- Problem to solve -
Using the data beneath, show every line that includes the word "houses".
## BEGIN
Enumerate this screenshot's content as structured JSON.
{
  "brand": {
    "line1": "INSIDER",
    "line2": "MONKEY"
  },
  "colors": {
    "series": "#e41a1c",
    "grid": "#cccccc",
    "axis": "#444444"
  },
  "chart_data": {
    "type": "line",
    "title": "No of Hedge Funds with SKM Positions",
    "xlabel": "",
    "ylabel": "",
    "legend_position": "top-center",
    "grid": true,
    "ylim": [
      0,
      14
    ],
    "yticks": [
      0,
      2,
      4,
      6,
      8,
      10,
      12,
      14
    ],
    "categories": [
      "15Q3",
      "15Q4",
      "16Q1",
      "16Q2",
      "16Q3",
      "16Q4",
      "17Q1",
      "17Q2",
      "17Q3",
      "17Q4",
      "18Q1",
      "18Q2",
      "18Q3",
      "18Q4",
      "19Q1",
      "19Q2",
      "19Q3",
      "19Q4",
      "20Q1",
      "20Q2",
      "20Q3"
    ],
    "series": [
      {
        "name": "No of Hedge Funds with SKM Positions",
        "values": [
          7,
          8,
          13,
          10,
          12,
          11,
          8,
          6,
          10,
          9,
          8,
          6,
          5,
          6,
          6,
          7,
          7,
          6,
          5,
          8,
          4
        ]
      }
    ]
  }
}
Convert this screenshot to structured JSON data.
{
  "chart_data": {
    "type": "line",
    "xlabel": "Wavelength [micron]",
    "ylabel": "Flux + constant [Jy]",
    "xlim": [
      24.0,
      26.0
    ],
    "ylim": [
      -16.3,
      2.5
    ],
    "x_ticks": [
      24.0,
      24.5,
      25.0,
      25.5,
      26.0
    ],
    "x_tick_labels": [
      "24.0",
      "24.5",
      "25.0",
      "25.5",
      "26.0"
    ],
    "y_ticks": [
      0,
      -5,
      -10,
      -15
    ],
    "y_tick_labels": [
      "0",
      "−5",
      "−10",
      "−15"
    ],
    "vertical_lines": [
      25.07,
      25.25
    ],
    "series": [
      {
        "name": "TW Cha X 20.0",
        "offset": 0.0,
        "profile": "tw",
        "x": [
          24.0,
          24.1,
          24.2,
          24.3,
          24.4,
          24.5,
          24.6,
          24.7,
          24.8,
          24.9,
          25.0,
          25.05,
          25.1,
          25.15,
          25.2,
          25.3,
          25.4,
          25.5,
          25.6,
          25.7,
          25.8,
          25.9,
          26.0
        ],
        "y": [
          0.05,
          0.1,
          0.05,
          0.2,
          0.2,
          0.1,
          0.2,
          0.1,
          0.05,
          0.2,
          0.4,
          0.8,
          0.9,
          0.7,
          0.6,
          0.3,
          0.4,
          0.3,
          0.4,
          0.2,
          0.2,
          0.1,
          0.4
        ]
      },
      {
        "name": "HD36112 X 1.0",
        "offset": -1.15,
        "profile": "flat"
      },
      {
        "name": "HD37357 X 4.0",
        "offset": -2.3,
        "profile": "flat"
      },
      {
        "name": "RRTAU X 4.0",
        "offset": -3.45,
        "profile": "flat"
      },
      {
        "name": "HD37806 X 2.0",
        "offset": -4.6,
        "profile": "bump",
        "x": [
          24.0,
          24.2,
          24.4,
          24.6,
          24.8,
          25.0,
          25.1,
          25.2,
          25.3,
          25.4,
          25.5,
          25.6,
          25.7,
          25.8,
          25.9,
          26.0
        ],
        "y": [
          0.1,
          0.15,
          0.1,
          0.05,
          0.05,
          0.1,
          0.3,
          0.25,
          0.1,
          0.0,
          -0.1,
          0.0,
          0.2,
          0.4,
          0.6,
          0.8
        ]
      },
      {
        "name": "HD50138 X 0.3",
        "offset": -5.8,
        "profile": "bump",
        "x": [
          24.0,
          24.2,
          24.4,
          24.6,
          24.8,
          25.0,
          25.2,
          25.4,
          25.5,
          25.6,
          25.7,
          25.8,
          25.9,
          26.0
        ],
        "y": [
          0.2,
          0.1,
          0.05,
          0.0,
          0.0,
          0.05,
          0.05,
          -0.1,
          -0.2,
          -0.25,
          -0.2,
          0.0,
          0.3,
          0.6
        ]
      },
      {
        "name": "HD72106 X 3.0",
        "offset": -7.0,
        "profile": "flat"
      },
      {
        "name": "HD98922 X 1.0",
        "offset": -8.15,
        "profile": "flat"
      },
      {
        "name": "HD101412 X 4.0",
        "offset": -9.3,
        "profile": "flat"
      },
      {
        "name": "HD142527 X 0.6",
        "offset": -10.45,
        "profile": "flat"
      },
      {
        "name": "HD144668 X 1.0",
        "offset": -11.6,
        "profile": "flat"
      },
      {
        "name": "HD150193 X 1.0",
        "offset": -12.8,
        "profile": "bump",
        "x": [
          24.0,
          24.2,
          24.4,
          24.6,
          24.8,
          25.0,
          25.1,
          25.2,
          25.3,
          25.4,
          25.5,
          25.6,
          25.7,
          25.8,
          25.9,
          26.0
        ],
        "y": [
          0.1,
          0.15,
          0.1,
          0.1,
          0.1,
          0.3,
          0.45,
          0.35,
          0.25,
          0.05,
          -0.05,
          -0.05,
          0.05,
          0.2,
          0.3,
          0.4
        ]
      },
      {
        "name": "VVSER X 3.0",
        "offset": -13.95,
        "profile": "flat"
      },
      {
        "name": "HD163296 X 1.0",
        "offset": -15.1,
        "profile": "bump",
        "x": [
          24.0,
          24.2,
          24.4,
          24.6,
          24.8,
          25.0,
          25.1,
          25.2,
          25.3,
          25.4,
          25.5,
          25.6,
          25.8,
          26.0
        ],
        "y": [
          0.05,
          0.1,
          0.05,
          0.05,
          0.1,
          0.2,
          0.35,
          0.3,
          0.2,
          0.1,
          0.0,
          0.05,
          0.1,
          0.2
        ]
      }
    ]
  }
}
## END
## BEGIN
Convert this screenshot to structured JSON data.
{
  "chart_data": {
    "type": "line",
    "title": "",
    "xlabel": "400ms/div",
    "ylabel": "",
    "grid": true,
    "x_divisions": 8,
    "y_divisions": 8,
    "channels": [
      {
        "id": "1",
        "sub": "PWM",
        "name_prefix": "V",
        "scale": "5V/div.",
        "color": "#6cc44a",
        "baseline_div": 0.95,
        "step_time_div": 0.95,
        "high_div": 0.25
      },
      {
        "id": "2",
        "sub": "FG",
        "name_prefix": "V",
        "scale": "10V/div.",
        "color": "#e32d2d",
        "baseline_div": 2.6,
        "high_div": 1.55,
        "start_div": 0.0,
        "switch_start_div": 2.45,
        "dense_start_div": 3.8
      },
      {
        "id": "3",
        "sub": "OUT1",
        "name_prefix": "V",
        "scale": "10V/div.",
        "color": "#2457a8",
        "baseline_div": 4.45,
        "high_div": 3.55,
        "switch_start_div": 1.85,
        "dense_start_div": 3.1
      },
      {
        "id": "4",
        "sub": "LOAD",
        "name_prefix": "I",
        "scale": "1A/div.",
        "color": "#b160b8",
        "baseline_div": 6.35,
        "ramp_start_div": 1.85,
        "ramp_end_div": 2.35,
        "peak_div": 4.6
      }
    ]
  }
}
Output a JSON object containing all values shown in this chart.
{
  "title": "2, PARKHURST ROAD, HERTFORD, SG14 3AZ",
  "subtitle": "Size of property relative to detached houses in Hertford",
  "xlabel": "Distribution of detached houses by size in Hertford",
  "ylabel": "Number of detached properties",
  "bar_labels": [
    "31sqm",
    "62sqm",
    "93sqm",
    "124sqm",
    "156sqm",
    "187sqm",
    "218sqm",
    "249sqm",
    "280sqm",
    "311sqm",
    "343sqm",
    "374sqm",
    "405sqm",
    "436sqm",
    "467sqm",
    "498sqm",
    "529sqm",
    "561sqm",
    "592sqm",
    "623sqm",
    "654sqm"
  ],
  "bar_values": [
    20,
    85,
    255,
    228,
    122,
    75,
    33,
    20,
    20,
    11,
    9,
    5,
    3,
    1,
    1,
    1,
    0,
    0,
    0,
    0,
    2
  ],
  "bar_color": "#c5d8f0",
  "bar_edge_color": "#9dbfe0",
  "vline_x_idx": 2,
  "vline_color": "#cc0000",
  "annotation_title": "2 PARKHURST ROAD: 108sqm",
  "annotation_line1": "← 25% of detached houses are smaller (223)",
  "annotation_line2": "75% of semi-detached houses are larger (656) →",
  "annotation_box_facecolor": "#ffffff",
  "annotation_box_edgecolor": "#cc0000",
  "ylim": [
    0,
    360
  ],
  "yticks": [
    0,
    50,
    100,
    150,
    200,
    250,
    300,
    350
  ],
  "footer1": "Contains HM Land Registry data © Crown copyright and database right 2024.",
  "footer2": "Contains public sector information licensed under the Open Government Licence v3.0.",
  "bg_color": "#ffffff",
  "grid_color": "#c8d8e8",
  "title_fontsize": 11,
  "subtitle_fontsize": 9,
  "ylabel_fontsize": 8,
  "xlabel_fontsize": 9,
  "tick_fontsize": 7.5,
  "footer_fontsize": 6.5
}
## END
## BEGIN
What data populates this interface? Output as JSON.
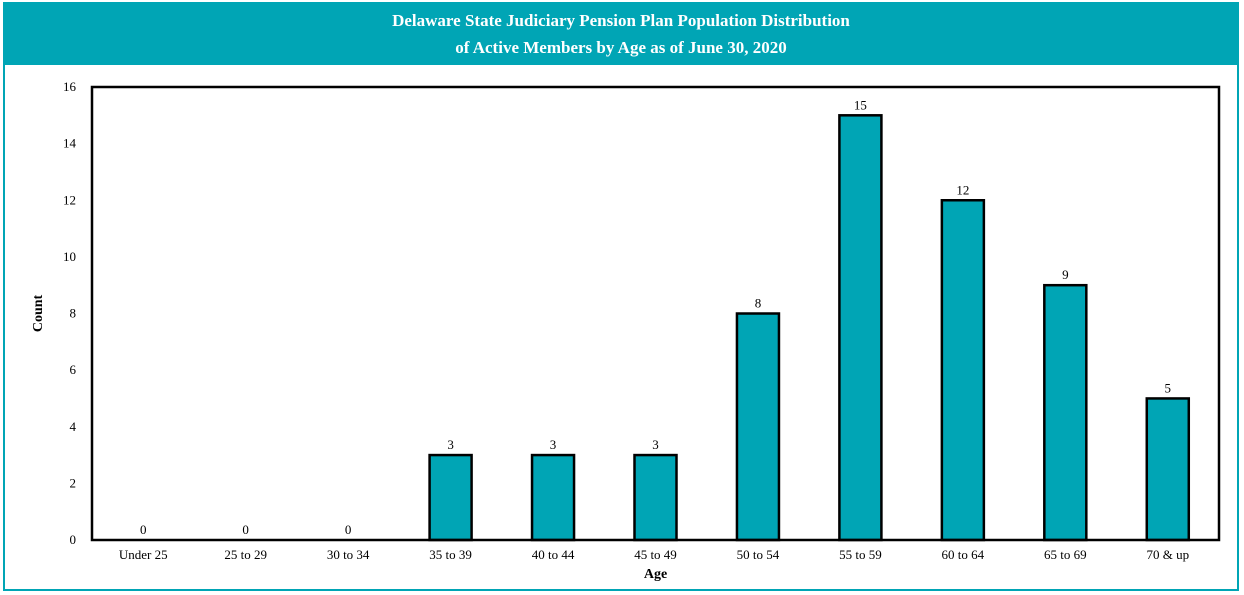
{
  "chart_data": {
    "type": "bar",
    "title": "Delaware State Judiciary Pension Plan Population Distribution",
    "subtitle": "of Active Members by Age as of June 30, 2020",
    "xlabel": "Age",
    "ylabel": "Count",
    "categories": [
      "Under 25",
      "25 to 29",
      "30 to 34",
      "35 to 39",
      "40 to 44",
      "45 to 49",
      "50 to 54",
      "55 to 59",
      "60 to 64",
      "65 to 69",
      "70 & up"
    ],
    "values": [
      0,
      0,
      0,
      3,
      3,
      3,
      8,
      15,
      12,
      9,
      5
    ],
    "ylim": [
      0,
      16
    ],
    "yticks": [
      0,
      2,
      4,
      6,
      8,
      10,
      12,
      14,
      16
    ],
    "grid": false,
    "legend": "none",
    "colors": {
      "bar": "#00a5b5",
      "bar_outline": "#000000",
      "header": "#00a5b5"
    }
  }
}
## END
- Problem solution -
  "subtitle": "Size of property relative to detached houses in Hertford",
  "xlabel": "Distribution of detached houses by size in Hertford",
  "annotation_line1": "← 25% of detached houses are smaller (223)",
  "annotation_line2": "75% of semi-detached houses are larger (656) →",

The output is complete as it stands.